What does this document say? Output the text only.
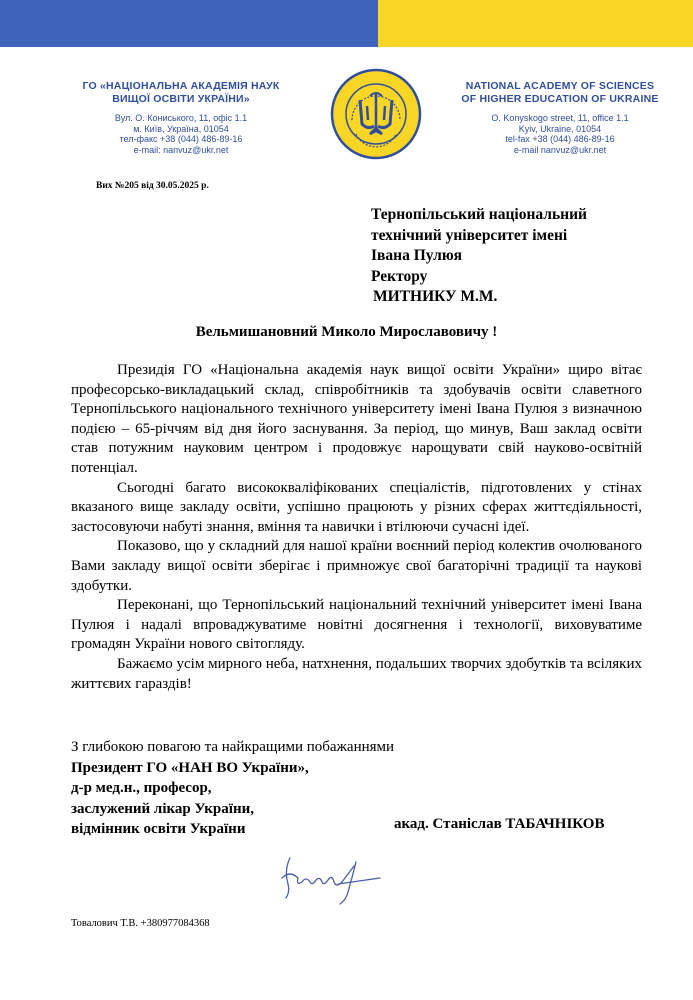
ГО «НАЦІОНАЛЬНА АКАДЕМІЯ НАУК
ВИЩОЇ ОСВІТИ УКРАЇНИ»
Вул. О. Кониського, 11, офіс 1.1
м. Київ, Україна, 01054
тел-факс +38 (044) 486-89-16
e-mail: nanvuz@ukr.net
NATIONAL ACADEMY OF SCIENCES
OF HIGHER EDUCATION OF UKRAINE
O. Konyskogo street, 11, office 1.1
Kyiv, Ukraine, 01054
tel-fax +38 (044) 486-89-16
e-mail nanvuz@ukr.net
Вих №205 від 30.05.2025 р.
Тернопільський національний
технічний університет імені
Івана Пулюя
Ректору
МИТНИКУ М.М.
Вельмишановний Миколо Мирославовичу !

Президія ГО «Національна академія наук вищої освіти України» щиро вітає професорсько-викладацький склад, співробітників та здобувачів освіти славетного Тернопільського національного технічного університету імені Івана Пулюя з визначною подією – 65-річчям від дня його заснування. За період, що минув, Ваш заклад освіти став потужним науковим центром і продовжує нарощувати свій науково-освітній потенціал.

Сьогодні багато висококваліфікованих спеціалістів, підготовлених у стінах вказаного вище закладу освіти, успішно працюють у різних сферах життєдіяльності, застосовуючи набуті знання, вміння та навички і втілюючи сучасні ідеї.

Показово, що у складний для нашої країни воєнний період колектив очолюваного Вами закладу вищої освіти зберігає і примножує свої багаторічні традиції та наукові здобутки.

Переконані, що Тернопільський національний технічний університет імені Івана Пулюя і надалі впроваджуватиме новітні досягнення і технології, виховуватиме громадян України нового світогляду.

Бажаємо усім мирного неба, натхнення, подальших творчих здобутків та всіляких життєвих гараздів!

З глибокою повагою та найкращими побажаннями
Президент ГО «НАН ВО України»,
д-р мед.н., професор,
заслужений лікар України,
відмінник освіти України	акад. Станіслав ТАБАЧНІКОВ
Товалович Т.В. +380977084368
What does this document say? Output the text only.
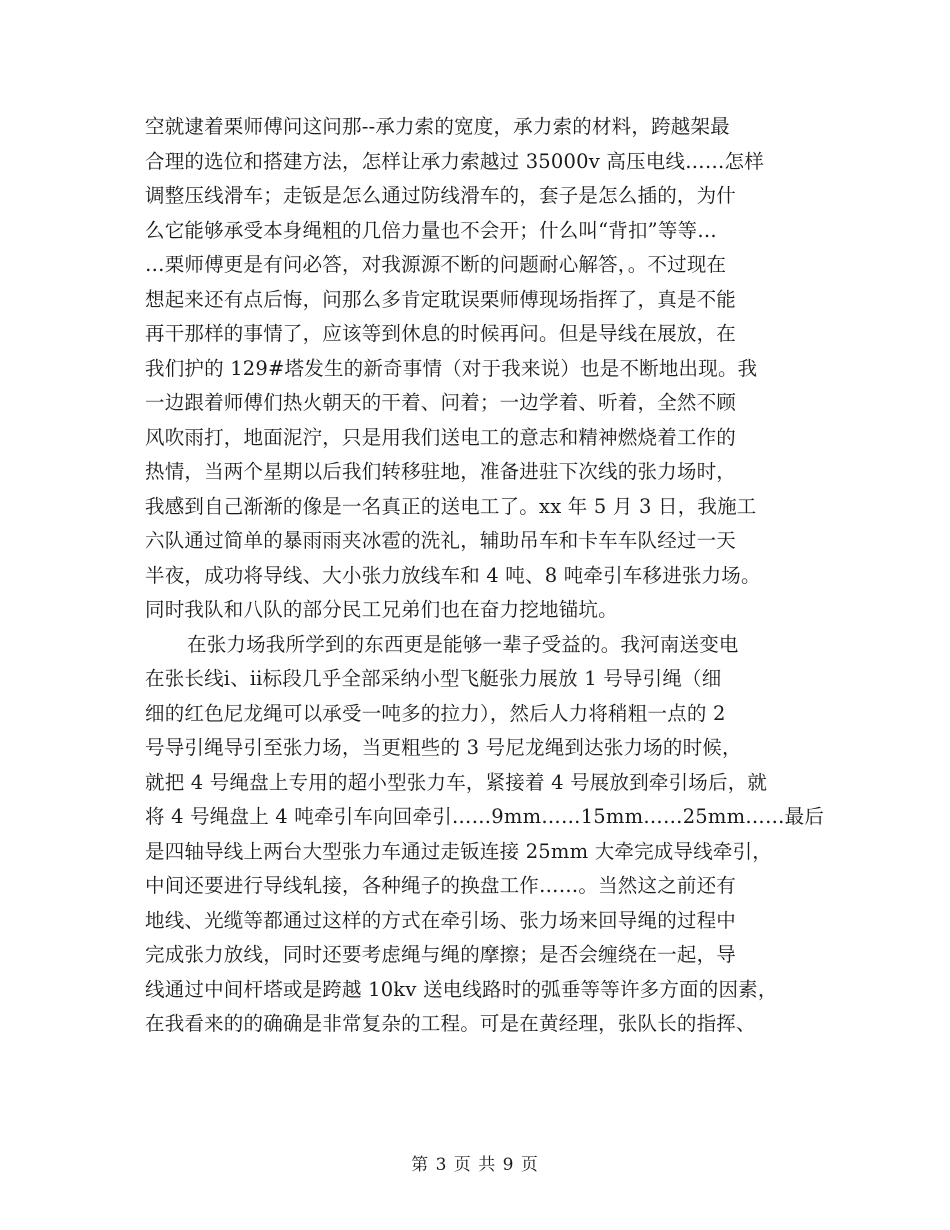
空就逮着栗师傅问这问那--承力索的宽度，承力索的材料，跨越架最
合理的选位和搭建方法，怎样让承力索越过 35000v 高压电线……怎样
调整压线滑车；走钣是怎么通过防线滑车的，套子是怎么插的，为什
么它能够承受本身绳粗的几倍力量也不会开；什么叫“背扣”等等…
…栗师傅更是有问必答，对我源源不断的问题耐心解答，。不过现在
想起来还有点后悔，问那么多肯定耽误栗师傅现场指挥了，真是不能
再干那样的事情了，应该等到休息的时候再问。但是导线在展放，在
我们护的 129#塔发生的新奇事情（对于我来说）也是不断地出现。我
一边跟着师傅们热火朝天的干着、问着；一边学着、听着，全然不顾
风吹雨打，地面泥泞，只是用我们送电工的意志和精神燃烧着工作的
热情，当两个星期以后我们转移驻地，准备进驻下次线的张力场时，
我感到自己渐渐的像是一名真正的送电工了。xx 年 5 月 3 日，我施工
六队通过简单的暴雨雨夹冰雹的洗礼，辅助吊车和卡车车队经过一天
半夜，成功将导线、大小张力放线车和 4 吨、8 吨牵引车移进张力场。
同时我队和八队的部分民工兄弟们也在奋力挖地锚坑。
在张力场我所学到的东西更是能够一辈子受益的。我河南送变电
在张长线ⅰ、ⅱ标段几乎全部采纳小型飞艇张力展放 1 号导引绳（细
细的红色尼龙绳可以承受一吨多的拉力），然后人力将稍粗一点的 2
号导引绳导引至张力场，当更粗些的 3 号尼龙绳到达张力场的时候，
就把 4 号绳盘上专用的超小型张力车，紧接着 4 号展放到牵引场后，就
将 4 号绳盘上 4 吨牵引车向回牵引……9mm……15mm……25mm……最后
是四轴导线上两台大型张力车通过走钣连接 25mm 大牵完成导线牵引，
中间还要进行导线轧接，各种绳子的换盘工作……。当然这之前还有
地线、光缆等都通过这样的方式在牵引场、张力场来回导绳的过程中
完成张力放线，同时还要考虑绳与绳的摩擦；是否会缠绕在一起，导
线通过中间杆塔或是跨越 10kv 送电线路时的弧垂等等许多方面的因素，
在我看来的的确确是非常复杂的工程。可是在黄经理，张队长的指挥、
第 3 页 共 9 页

════════

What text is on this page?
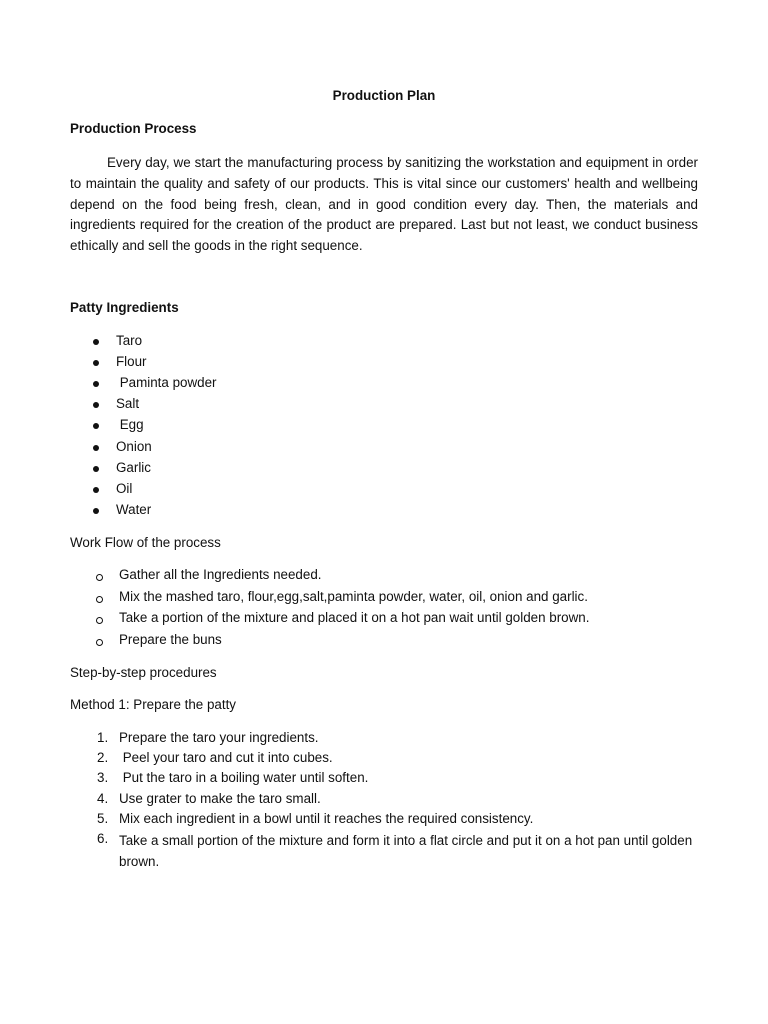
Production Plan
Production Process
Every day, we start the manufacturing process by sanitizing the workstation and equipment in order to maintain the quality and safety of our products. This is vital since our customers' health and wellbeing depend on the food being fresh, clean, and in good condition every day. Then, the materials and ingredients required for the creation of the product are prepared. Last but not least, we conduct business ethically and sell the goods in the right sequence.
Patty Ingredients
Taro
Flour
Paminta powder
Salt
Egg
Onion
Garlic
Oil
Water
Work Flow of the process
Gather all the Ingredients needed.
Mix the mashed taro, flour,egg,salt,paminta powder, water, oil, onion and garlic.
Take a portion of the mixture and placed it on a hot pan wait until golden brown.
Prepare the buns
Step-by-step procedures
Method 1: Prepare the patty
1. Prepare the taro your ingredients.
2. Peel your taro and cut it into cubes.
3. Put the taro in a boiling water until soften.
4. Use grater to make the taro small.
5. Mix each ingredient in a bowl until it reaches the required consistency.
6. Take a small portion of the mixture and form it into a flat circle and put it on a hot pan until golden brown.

════════

- TO DO -
Pull out every line of the records that includes the string "технічний".

- WORKED ANSWER -
технічний університет імені
Переконані, що Тернопільський національний технічний університет імені Івана Пулюя і надалі впроваджуватиме новітні досягнення і технології, виховуватиме громадян України нового світогляду.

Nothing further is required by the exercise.